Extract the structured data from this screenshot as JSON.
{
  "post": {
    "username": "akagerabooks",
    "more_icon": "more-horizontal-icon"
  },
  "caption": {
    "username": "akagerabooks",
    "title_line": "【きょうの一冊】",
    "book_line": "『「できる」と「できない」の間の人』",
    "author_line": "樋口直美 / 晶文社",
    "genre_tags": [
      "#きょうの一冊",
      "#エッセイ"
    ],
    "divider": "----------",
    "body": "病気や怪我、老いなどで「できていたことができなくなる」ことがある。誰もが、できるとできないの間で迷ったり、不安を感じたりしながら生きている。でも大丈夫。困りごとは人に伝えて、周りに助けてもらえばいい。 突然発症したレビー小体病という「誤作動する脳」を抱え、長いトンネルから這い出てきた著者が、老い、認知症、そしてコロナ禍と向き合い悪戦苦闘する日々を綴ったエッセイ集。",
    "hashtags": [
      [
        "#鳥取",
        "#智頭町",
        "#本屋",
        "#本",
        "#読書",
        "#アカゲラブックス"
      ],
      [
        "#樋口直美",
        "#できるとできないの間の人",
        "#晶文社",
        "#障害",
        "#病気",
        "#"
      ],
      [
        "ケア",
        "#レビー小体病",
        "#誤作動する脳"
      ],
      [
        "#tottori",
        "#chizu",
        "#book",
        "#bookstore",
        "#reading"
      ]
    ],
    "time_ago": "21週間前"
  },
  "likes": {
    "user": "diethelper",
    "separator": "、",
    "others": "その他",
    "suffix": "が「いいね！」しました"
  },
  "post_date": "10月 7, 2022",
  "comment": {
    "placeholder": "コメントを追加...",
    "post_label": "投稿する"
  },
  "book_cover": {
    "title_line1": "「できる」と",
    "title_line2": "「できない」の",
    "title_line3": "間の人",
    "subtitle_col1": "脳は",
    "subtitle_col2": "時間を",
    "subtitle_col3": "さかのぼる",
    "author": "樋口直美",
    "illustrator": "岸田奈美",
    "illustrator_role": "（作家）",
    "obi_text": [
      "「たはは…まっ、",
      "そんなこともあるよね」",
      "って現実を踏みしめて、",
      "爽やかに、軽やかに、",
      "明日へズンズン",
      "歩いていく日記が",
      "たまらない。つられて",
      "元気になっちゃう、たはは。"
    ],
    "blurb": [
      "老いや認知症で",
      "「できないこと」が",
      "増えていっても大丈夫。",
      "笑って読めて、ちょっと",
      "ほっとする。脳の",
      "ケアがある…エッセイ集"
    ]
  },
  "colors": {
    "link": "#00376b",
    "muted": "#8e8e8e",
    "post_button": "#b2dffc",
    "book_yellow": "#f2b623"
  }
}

Exercise directions – Select every line in the material above where the string "誤作動する脳" occurs, and copy it.

The solution –
    "body": "病気や怪我、老いなどで「できていたことができなくなる」ことがある。誰もが、できるとできないの間で迷ったり、不安を感じたりしながら生きている。でも大丈夫。困りごとは人に伝えて、周りに助けてもらえばいい。 突然発症したレビー小体病という「誤作動する脳」を抱え、長いトンネルから這い出てきた著者が、老い、認知症、そしてコロナ禍と向き合い悪戦苦闘する日々を綴ったエッセイ集。",
        "#誤作動する脳"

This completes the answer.